[Text section]
------

“If the only prayer you ever say in your entire life is thank you, it will be enough.”
- You have the power to change the way your brain interprets the world (reprogramming and neuroplasticity)
- Gratitude is a habit
- Habits are changeable in a short period of time
Let me just say that I’ve read a lot on this topic, and gratitude (along with acceptance) are the two main ingredients I’ve found. The best book I’ve read on the topic is by illusionist (and in my opinion, genius) Derren Brown.
His book Happy: Why More or Less Everything is Absolutely Fine is an intricate and honest walk through stoicism and the ingredients of contentment. I listened to it on audible while working on a stupidly tedious task. In the end, it wasn’t such a bad day!
I mean that seriously, I love to read. I recommend a lot of books in this blog and I promise to never put you on to a bad one. On that note, check out the Da Vinci code here.
What is gratitude?
Being thankful for the many things we have in life, the fact that you are one of the people on this planet rich enough to own a device on which to read this blog is a start. Then appreciate that you have the leisure to read about self-development and are therefore not in survival mode. And, of course, the million other tiny things in your day, right down to the fact that you’re breathing. Seeing these things as blessings is vital to feeling alive.
We get spoilt by our quality of life and our options. These are delivered to us so automatically we barely notice. When one of those options doesn’t work out, we’re outraged. We ignore the many many other things which did work out.

------

[Parts of the exercise]
1. Which Derren Brown book does the gratitude post call the best one the writer has read on the topic?
2. Write out the gratitude post from "- Gratitude is" to "such a bad day!".
3. Pick up the gratitude post after its final sentence and keep writing.
The listing is from a separate, unrelated source.

[Information supplied]
------

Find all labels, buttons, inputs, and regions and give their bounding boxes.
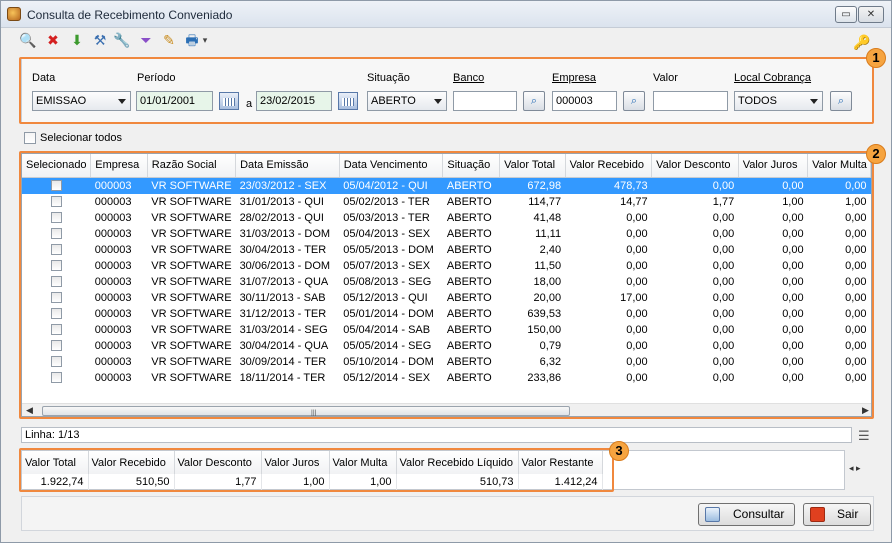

------

[Final results]
1. Happy: Why More or Less Everything is Absolutely Fine

2.
- Gratitude is a habit
- Habits are changeable in a short period of time
Let me just say that I’ve read a lot on this topic, and gratitude (along with acceptance) are the two main ingredients I’ve found. The best book I’ve read on the topic is by illusionist (and in my opinion, genius) Derren Brown.
His book Happy: Why More or Less Everything is Absolutely Fine is an intricate and honest walk through stoicism and the ingredients of contentment. I listened to it on audible while working on a stupidly tedious task. In the end, it wasn’t such a bad day!

3.
It seems we have an instinct geared towards acquisition, not contentment. We can be like dogs with treats.
Even during this lockdown, I’m grateful for the opportunity to shave my head and look like a badass for a while (a semi-hidden badass), to write more, to be with my family. But it has taken my freedom to see friends, to swim outdoors, to go to the shops.
All gain signifies loss. Life is a great pendulum. Can you appreciate it in its entirety? Only appreciating the ups means we’re going to spend a lot of life in despair.
Why is gratitude so important?
Become Less Nihilistic
Being thankful for the good things in your life creates a feeling of value, of having something to lose. It can help fight the narrative that says “there’s no point, everything is terrible or meaningless anyway”.
According to Wood, AM et al. (2010), people who practise gratitude are less likely to use negative ways to cope with frustration, such as substance abuse, preferring to seek support from others in a social group.
The Last Time
Sam Harris, a philosopher and advocate of meditation, says the last time he went skiing was 15 years ago. He never thought that would be the last time, but it was. He may never go again now. Gratitude helps us to savour the moment, to appreciate that when you do absolutely anything it could be the last time you do it. This applies even if you’ve done it a thousand times and it seems dull now, like going to the local shop.
The Big Five
Some studies have found a link between gratitude and each of the Big Five, with grateful people being more extroverted, agreeable, open, and conscientiousness, and less neurotic (Wood et al, 2010).
How can I develop gratitude?
I think of gratitude like a reflex that can be trained. There are three main ways to do this.
Daily lists of things you’re grateful for
This can be as small as having a hot lunch.
Writing a gratitude summary for a period
This could be a holiday, or a period of a few weeks of months. This can help you to keep a positive narrative in your mind. Much of the narrative you tell yourself is false anyway, you might as well make it a nice story!
I wrote to my favourite teacher in school who always put the effort in, even when I was too busy messing around. I found his email on the school website (I couldn’t believe he was still there after 16 years) and just sent a quick note to say how much he inspired me and what a great job he did. That note made me feel great.
Choose an action, write a letter to your partner, family member, or friend just to let them know how great they are, or how much they helped you.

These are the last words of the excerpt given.